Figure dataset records
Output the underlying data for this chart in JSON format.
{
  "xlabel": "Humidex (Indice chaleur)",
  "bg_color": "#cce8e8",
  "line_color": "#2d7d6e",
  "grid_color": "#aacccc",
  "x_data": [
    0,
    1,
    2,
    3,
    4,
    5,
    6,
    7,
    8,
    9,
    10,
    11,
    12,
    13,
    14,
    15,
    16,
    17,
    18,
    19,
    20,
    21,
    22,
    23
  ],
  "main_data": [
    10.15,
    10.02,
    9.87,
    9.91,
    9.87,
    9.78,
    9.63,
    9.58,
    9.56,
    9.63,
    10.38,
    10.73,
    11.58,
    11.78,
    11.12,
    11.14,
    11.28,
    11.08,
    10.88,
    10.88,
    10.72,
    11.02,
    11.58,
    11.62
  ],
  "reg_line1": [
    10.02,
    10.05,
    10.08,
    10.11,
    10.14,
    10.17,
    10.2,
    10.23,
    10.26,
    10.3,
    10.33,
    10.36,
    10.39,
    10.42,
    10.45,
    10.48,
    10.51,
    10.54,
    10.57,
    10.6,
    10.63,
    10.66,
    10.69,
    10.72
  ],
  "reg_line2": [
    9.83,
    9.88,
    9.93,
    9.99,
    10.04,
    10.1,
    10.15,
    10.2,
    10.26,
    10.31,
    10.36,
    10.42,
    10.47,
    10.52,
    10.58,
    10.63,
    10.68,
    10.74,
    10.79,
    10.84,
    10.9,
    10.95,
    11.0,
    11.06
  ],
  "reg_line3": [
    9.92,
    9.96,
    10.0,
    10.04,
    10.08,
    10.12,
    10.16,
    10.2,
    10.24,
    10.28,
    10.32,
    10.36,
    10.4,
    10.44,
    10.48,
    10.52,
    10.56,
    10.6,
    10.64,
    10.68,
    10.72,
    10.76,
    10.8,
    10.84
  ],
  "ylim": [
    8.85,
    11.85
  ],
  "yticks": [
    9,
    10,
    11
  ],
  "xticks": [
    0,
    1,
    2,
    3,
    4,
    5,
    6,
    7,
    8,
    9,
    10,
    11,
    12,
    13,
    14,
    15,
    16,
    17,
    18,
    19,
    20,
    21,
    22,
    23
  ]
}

◆ **Set task**
Extract each line of the listing above, copying it word for word.

◆ **Reply to the exercise**
Output the underlying data for this chart in JSON format.
{
  "xlabel": "Humidex (Indice chaleur)",
  "bg_color": "#cce8e8",
  "line_color": "#2d7d6e",
  "grid_color": "#aacccc",
  "x_data": [
    0,
    1,
    2,
    3,
    4,
    5,
    6,
    7,
    8,
    9,
    10,
    11,
    12,
    13,
    14,
    15,
    16,
    17,
    18,
    19,
    20,
    21,
    22,
    23
  ],
  "main_data": [
    10.15,
    10.02,
    9.87,
    9.91,
    9.87,
    9.78,
    9.63,
    9.58,
    9.56,
    9.63,
    10.38,
    10.73,
    11.58,
    11.78,
    11.12,
    11.14,
    11.28,
    11.08,
    10.88,
    10.88,
    10.72,
    11.02,
    11.58,
    11.62
  ],
  "reg_line1": [
    10.02,
    10.05,
    10.08,
    10.11,
    10.14,
    10.17,
    10.2,
    10.23,
    10.26,
    10.3,
    10.33,
    10.36,
    10.39,
    10.42,
    10.45,
    10.48,
    10.51,
    10.54,
    10.57,
    10.6,
    10.63,
    10.66,
    10.69,
    10.72
  ],
  "reg_line2": [
    9.83,
    9.88,
    9.93,
    9.99,
    10.04,
    10.1,
    10.15,
    10.2,
    10.26,
    10.31,
    10.36,
    10.42,
    10.47,
    10.52,
    10.58,
    10.63,
    10.68,
    10.74,
    10.79,
    10.84,
    10.9,
    10.95,
    11.0,
    11.06
  ],
  "reg_line3": [
    9.92,
    9.96,
    10.0,
    10.04,
    10.08,
    10.12,
    10.16,
    10.2,
    10.24,
    10.28,
    10.32,
    10.36,
    10.4,
    10.44,
    10.48,
    10.52,
    10.56,
    10.6,
    10.64,
    10.68,
    10.72,
    10.76,
    10.8,
    10.84
  ],
  "ylim": [
    8.85,
    11.85
  ],
  "yticks": [
    9,
    10,
    11
  ],
  "xticks": [
    0,
    1,
    2,
    3,
    4,
    5,
    6,
    7,
    8,
    9,
    10,
    11,
    12,
    13,
    14,
    15,
    16,
    17,
    18,
    19,
    20,
    21,
    22,
    23
  ]
}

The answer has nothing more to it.